-------- Extracted material --------

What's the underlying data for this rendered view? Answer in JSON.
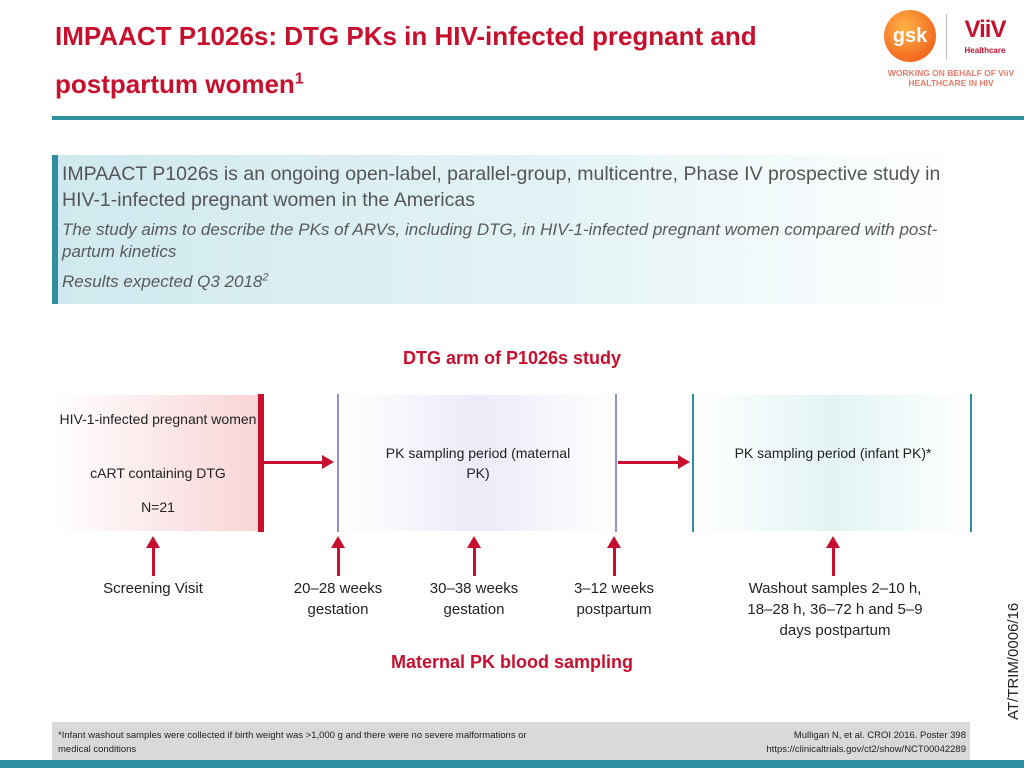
{
  "header": {
    "title_main": "IMPAACT P1026s: DTG PKs in HIV-infected pregnant and postpartum women",
    "title_sup": "1",
    "logos": {
      "gsk": "gsk",
      "viiv": "ViiV",
      "viiv_sub": "Healthcare",
      "working_on_behalf": "WORKING ON BEHALF OF ViiV HEALTHCARE IN HIV"
    }
  },
  "summary": {
    "main": "IMPAACT P1026s is an ongoing open-label, parallel-group, multicentre, Phase IV prospective study in HIV-1-infected pregnant women in the Americas",
    "aim": "The study aims to describe the PKs of ARVs, including DTG, in HIV-1-infected pregnant women compared with post-partum kinetics",
    "results": "Results expected Q3 2018",
    "results_sup": "2"
  },
  "diagram": {
    "title": "DTG arm of P1026s study",
    "screening_box": {
      "population": "HIV-1-infected pregnant women",
      "regimen": "cART containing DTG",
      "n": "N=21"
    },
    "maternal_box": "PK sampling period (maternal PK)",
    "infant_box": "PK sampling period (infant PK)*",
    "timepoints": [
      {
        "label": "Screening Visit"
      },
      {
        "label": "20–28 weeks gestation"
      },
      {
        "label": "30–38 weeks gestation"
      },
      {
        "label": "3–12 weeks postpartum"
      },
      {
        "label": "Washout samples 2–10 h, 18–28 h, 36–72 h and 5–9 days postpartum"
      }
    ],
    "sampling_label": "Maternal PK blood sampling"
  },
  "side_code": "AT/TRIM/0006/16",
  "footer": {
    "footnote": "*Infant washout samples were collected if birth weight was >1,000 g and there were no severe malformations or medical conditions",
    "ref1": "Mulligan N, et al. CROI 2016. Poster 398",
    "ref2": "https://clinicaltrials.gov/ct2/show/NCT00042289"
  },
  "colors": {
    "accent_red": "#c8102e",
    "accent_teal": "#2f8fa0",
    "maternal_line": "#8b8fd6"
  }
}
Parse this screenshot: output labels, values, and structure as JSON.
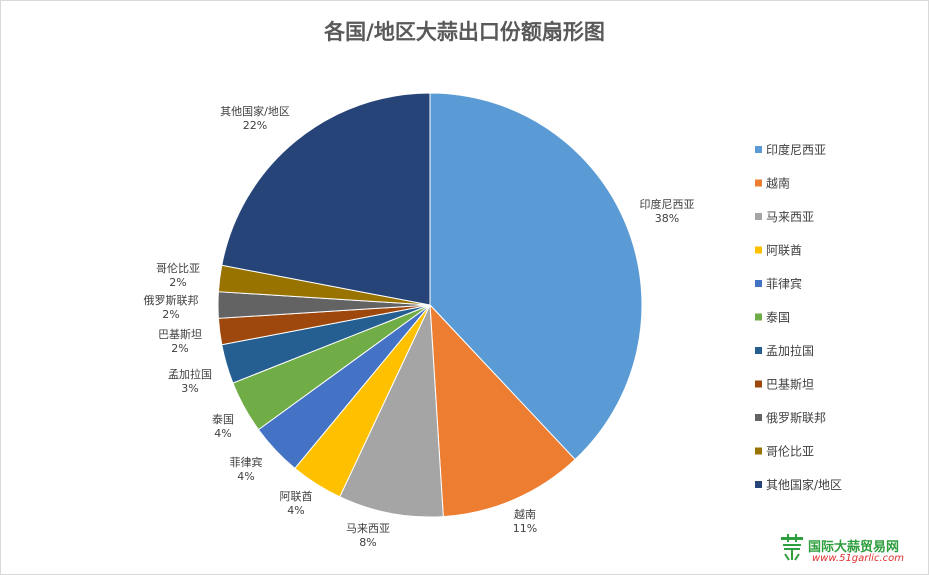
{
  "chart_data": {
    "type": "pie",
    "title": "各国/地区大蒜出口份额扇形图",
    "legend_position": "right",
    "slices": [
      {
        "label": "印度尼西亚",
        "value": 38,
        "pct_label": "38%",
        "color": "#5b9bd5"
      },
      {
        "label": "越南",
        "value": 11,
        "pct_label": "11%",
        "color": "#ed7d31"
      },
      {
        "label": "马来西亚",
        "value": 8,
        "pct_label": "8%",
        "color": "#a5a5a5"
      },
      {
        "label": "阿联酋",
        "value": 4,
        "pct_label": "4%",
        "color": "#ffc000"
      },
      {
        "label": "菲律宾",
        "value": 4,
        "pct_label": "4%",
        "color": "#4472c4"
      },
      {
        "label": "泰国",
        "value": 4,
        "pct_label": "4%",
        "color": "#70ad47"
      },
      {
        "label": "孟加拉国",
        "value": 3,
        "pct_label": "3%",
        "color": "#255e91"
      },
      {
        "label": "巴基斯坦",
        "value": 2,
        "pct_label": "2%",
        "color": "#9e480e"
      },
      {
        "label": "俄罗斯联邦",
        "value": 2,
        "pct_label": "2%",
        "color": "#636363"
      },
      {
        "label": "哥伦比亚",
        "value": 2,
        "pct_label": "2%",
        "color": "#997300"
      },
      {
        "label": "其他国家/地区",
        "value": 22,
        "pct_label": "22%",
        "color": "#264478"
      }
    ]
  },
  "watermark": {
    "name": "国际大蒜贸易网",
    "url": "www.51garlic.com",
    "logo_glyph": "蒜"
  }
}
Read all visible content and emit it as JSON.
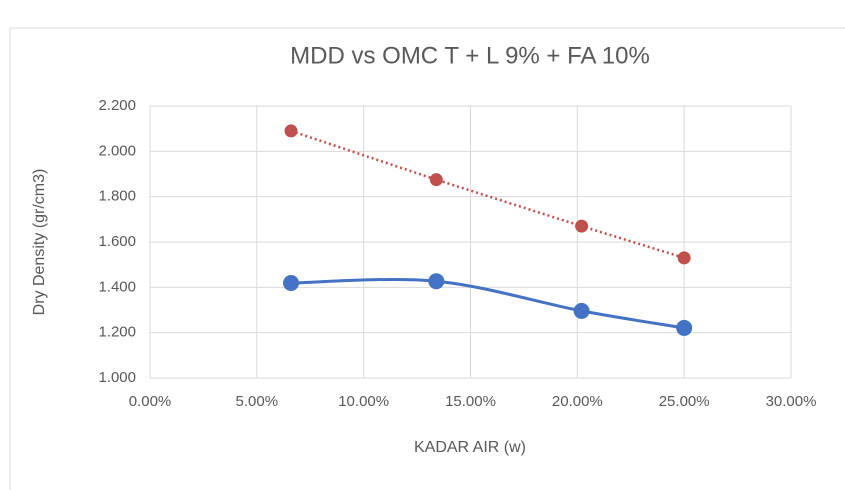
{
  "chart_data": {
    "type": "scatter",
    "title": "MDD vs OMC T + L 9% + FA 10%",
    "x_label": "KADAR AIR (w)",
    "y_label": "Dry Density (gr/cm3)",
    "series": [
      {
        "color": "#4472c4",
        "line": "smooth",
        "x": [
          6.6,
          13.4,
          20.2,
          25.0
        ],
        "values": [
          1.419,
          1.427,
          1.296,
          1.221
        ]
      },
      {
        "color": "#c0504d",
        "line": "dotted",
        "x": [
          6.6,
          13.4,
          20.2,
          25.0
        ],
        "values": [
          2.09,
          1.875,
          1.67,
          1.53
        ]
      }
    ],
    "xlim": [
      0,
      30
    ],
    "xticks": [
      {
        "value": 0,
        "label": "0.00%"
      },
      {
        "value": 5,
        "label": "5.00%"
      },
      {
        "value": 10,
        "label": "10.00%"
      },
      {
        "value": 15,
        "label": "15.00%"
      },
      {
        "value": 20,
        "label": "20.00%"
      },
      {
        "value": 25,
        "label": "25.00%"
      },
      {
        "value": 30,
        "label": "30.00%"
      }
    ],
    "ylim": [
      1,
      2.2
    ],
    "yticks": [
      {
        "value": 1,
        "label": "1.000"
      },
      {
        "value": 1.2,
        "label": "1.200"
      },
      {
        "value": 1.4,
        "label": "1.400"
      },
      {
        "value": 1.6,
        "label": "1.600"
      },
      {
        "value": 1.8,
        "label": "1.800"
      },
      {
        "value": 2,
        "label": "2.000"
      },
      {
        "value": 2.2,
        "label": "2.200"
      }
    ],
    "grid": true
  }
}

--------

• [Task prompt]: Transcribe all the records above word for word, without their images.

• [Task solution]:
What's the underlying data for this rendered view? Answer in JSON.
{
  "header": {
    "title_main": "IMPAACT P1026s: DTG PKs in HIV-infected pregnant and postpartum women",
    "title_sup": "1",
    "logos": {
      "gsk": "gsk",
      "viiv": "ViiV",
      "viiv_sub": "Healthcare",
      "working_on_behalf": "WORKING ON BEHALF OF ViiV HEALTHCARE IN HIV"
    }
  },
  "summary": {
    "main": "IMPAACT P1026s is an ongoing open-label, parallel-group, multicentre, Phase IV prospective study in HIV-1-infected pregnant women in the Americas",
    "aim": "The study aims to describe the PKs of ARVs, including DTG, in HIV-1-infected pregnant women compared with post-partum kinetics",
    "results": "Results expected Q3 2018",
    "results_sup": "2"
  },
  "diagram": {
    "title": "DTG arm of P1026s study",
    "screening_box": {
      "population": "HIV-1-infected pregnant women",
      "regimen": "cART containing DTG",
      "n": "N=21"
    },
    "maternal_box": "PK sampling period (maternal PK)",
    "infant_box": "PK sampling period (infant PK)*",
    "timepoints": [
      {
        "label": "Screening Visit"
      },
      {
        "label": "20–28 weeks gestation"
      },
      {
        "label": "30–38 weeks gestation"
      },
      {
        "label": "3–12 weeks postpartum"
      },
      {
        "label": "Washout samples 2–10 h, 18–28 h, 36–72 h and 5–9 days postpartum"
      }
    ],
    "sampling_label": "Maternal PK blood sampling"
  },
  "side_code": "AT/TRIM/0006/16",
  "footer": {
    "footnote": "*Infant washout samples were collected if birth weight was >1,000 g and there were no severe malformations or medical conditions",
    "ref1": "Mulligan N, et al. CROI 2016. Poster 398",
    "ref2": "https://clinicaltrials.gov/ct2/show/NCT00042289"
  },
  "colors": {
    "accent_red": "#c8102e",
    "accent_teal": "#2f8fa0",
    "maternal_line": "#8b8fd6"
  }
}
Parse this screenshot: output labels, values, and structure as JSON.
{
  "chart_data": {
    "type": "pie",
    "title": "各国/地区大蒜出口份额扇形图",
    "legend_position": "right",
    "slices": [
      {
        "label": "印度尼西亚",
        "value": 38,
        "pct_label": "38%",
        "color": "#5b9bd5"
      },
      {
        "label": "越南",
        "value": 11,
        "pct_label": "11%",
        "color": "#ed7d31"
      },
      {
        "label": "马来西亚",
        "value": 8,
        "pct_label": "8%",
        "color": "#a5a5a5"
      },
      {
        "label": "阿联酋",
        "value": 4,
        "pct_label": "4%",
        "color": "#ffc000"
      },
      {
        "label": "菲律宾",
        "value": 4,
        "pct_label": "4%",
        "color": "#4472c4"
      },
      {
        "label": "泰国",
        "value": 4,
        "pct_label": "4%",
        "color": "#70ad47"
      },
      {
        "label": "孟加拉国",
        "value": 3,
        "pct_label": "3%",
        "color": "#255e91"
      },
      {
        "label": "巴基斯坦",
        "value": 2,
        "pct_label": "2%",
        "color": "#9e480e"
      },
      {
        "label": "俄罗斯联邦",
        "value": 2,
        "pct_label": "2%",
        "color": "#636363"
      },
      {
        "label": "哥伦比亚",
        "value": 2,
        "pct_label": "2%",
        "color": "#997300"
      },
      {
        "label": "其他国家/地区",
        "value": 22,
        "pct_label": "22%",
        "color": "#264478"
      }
    ]
  },
  "watermark": {
    "name": "国际大蒜贸易网",
    "url": "www.51garlic.com",
    "logo_glyph": "蒜"
  }
}
Read all visible content and emit it as JSON.
{
  "chart_data": {
    "type": "scatter",
    "title": "MDD vs OMC T + L 9% + FA 10%",
    "x_label": "KADAR AIR (w)",
    "y_label": "Dry Density (gr/cm3)",
    "series": [
      {
        "color": "#4472c4",
        "line": "smooth",
        "x": [
          6.6,
          13.4,
          20.2,
          25.0
        ],
        "values": [
          1.419,
          1.427,
          1.296,
          1.221
        ]
      },
      {
        "color": "#c0504d",
        "line": "dotted",
        "x": [
          6.6,
          13.4,
          20.2,
          25.0
        ],
        "values": [
          2.09,
          1.875,
          1.67,
          1.53
        ]
      }
    ],
    "xlim": [
      0,
      30
    ],
    "xticks": [
      {
        "value": 0,
        "label": "0.00%"
      },
      {
        "value": 5,
        "label": "5.00%"
      },
      {
        "value": 10,
        "label": "10.00%"
      },
      {
        "value": 15,
        "label": "15.00%"
      },
      {
        "value": 20,
        "label": "20.00%"
      },
      {
        "value": 25,
        "label": "25.00%"
      },
      {
        "value": 30,
        "label": "30.00%"
      }
    ],
    "ylim": [
      1,
      2.2
    ],
    "yticks": [
      {
        "value": 1,
        "label": "1.000"
      },
      {
        "value": 1.2,
        "label": "1.200"
      },
      {
        "value": 1.4,
        "label": "1.400"
      },
      {
        "value": 1.6,
        "label": "1.600"
      },
      {
        "value": 1.8,
        "label": "1.800"
      },
      {
        "value": 2,
        "label": "2.000"
      },
      {
        "value": 2.2,
        "label": "2.200"
      }
    ],
    "grid": true
  }
}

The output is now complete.